Records from a dataset:
Start
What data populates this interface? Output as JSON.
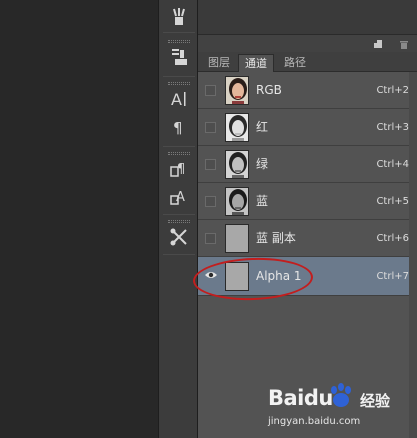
{
  "tabs": [
    {
      "label": "图层",
      "active": false
    },
    {
      "label": "通道",
      "active": true
    },
    {
      "label": "路径",
      "active": false
    }
  ],
  "channels": [
    {
      "name": "RGB",
      "shortcut": "Ctrl+2",
      "visible": false,
      "thumb": "color-portrait",
      "selected": false
    },
    {
      "name": "红",
      "shortcut": "Ctrl+3",
      "visible": false,
      "thumb": "gray-portrait-light",
      "selected": false
    },
    {
      "name": "绿",
      "shortcut": "Ctrl+4",
      "visible": false,
      "thumb": "gray-portrait",
      "selected": false
    },
    {
      "name": "蓝",
      "shortcut": "Ctrl+5",
      "visible": false,
      "thumb": "gray-portrait-dark",
      "selected": false
    },
    {
      "name": "蓝 副本",
      "shortcut": "Ctrl+6",
      "visible": false,
      "thumb": "solid-gray",
      "selected": false
    },
    {
      "name": "Alpha 1",
      "shortcut": "Ctrl+7",
      "visible": true,
      "thumb": "solid-gray",
      "selected": true
    }
  ],
  "toolbar_icons": [
    "brush-presets-icon",
    "clone-source-icon",
    "character-icon",
    "paragraph-icon",
    "character-styles-icon",
    "paragraph-styles-icon",
    "tool-presets-icon"
  ],
  "watermark": {
    "logo": "Baidu",
    "suffix": "经验",
    "url": "jingyan.baidu.com"
  },
  "colors": {
    "selected_row": "#6b7a8c",
    "annotation": "#c21e1e",
    "panel_bg": "#535353"
  }
}
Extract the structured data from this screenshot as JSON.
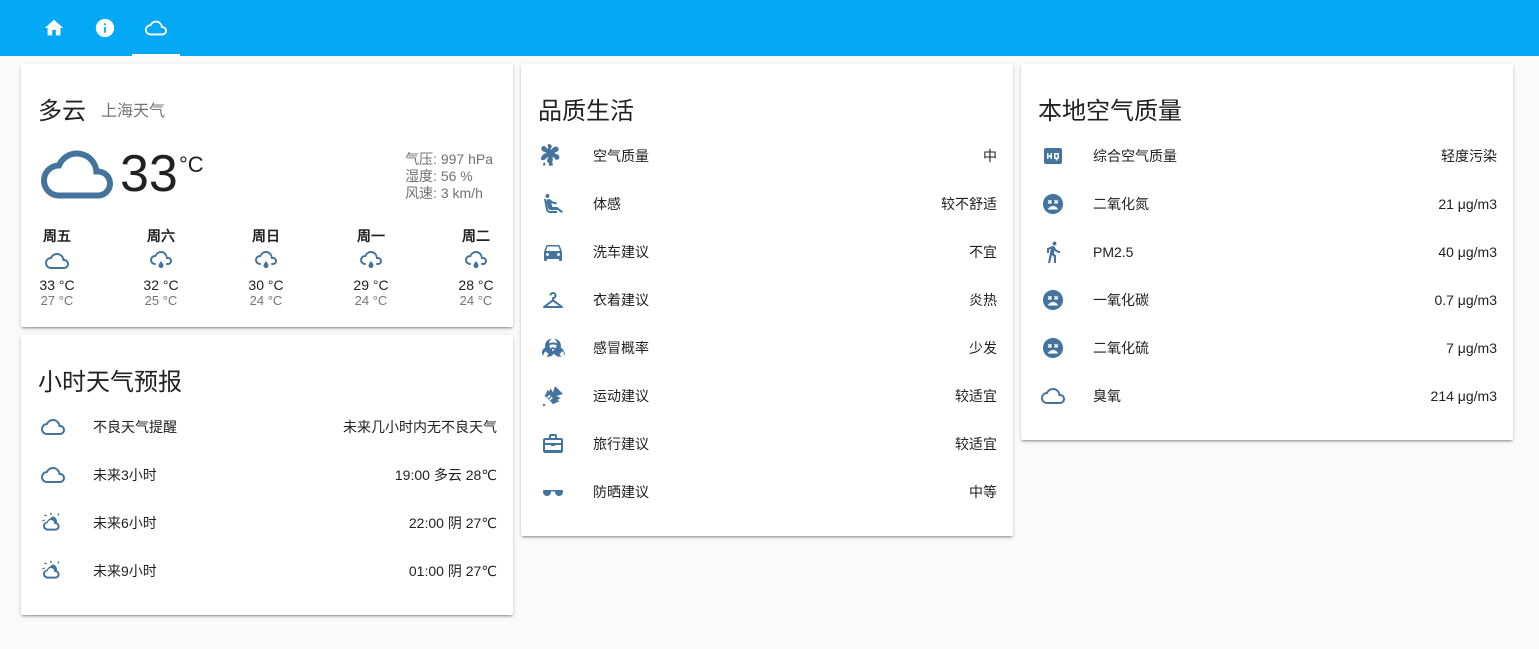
{
  "toolbar": {
    "tabs": [
      {
        "icon": "home-icon"
      },
      {
        "icon": "info-icon"
      },
      {
        "icon": "cloud-icon",
        "active": true
      }
    ],
    "color": "#03a9f4"
  },
  "weather": {
    "condition": "多云",
    "location": "上海天气",
    "temperature": "33",
    "unit": "°C",
    "attributes": [
      "气压: 997 hPa",
      "湿度: 56 %",
      "风速: 3 km/h"
    ],
    "forecast": [
      {
        "day": "周五",
        "icon": "cloud-icon",
        "high": "33 °C",
        "low": "27 °C"
      },
      {
        "day": "周六",
        "icon": "cloud-rain-icon",
        "high": "32 °C",
        "low": "25 °C"
      },
      {
        "day": "周日",
        "icon": "cloud-rain-icon",
        "high": "30 °C",
        "low": "24 °C"
      },
      {
        "day": "周一",
        "icon": "cloud-rain-icon",
        "high": "29 °C",
        "low": "24 °C"
      },
      {
        "day": "周二",
        "icon": "cloud-rain-icon",
        "high": "28 °C",
        "low": "24 °C"
      }
    ]
  },
  "hourly": {
    "title": "小时天气预报",
    "rows": [
      {
        "icon": "cloud-icon",
        "label": "不良天气提醒",
        "value": "未来几小时内无不良天气"
      },
      {
        "icon": "cloud-icon",
        "label": "未来3小时",
        "value": "19:00 多云 28℃"
      },
      {
        "icon": "partly-cloudy-icon",
        "label": "未来6小时",
        "value": "22:00 阴 27℃"
      },
      {
        "icon": "partly-cloudy-icon",
        "label": "未来9小时",
        "value": "01:00 阴 27℃"
      }
    ]
  },
  "life": {
    "title": "品质生活",
    "rows": [
      {
        "icon": "air-conditioner-icon",
        "label": "空气质量",
        "value": "中"
      },
      {
        "icon": "seat-recline-icon",
        "label": "体感",
        "value": "较不舒适"
      },
      {
        "icon": "car-icon",
        "label": "洗车建议",
        "value": "不宜"
      },
      {
        "icon": "hanger-icon",
        "label": "衣着建议",
        "value": "炎热"
      },
      {
        "icon": "biohazard-icon",
        "label": "感冒概率",
        "value": "少发"
      },
      {
        "icon": "badminton-icon",
        "label": "运动建议",
        "value": "较适宜"
      },
      {
        "icon": "briefcase-icon",
        "label": "旅行建议",
        "value": "较适宜"
      },
      {
        "icon": "sunglasses-icon",
        "label": "防晒建议",
        "value": "中等"
      }
    ]
  },
  "air": {
    "title": "本地空气质量",
    "rows": [
      {
        "icon": "hq-icon",
        "label": "综合空气质量",
        "value": "轻度污染"
      },
      {
        "icon": "emoticon-dead-icon",
        "label": "二氧化氮",
        "value": "21 μg/m3"
      },
      {
        "icon": "walk-icon",
        "label": "PM2.5",
        "value": "40 μg/m3"
      },
      {
        "icon": "emoticon-dead-icon",
        "label": "一氧化碳",
        "value": "0.7 μg/m3"
      },
      {
        "icon": "emoticon-dead-icon",
        "label": "二氧化硫",
        "value": "7 μg/m3"
      },
      {
        "icon": "cloud-icon",
        "label": "臭氧",
        "value": "214 μg/m3"
      }
    ]
  },
  "colors": {
    "icon": "#44739e",
    "secondary_text": "#757575"
  }
}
End
Read through the entries and copy each line in which "JSON" appears.

## Result of this exercise
What data populates this interface? Output as JSON.
Extract the structured data from this screenshot as JSON.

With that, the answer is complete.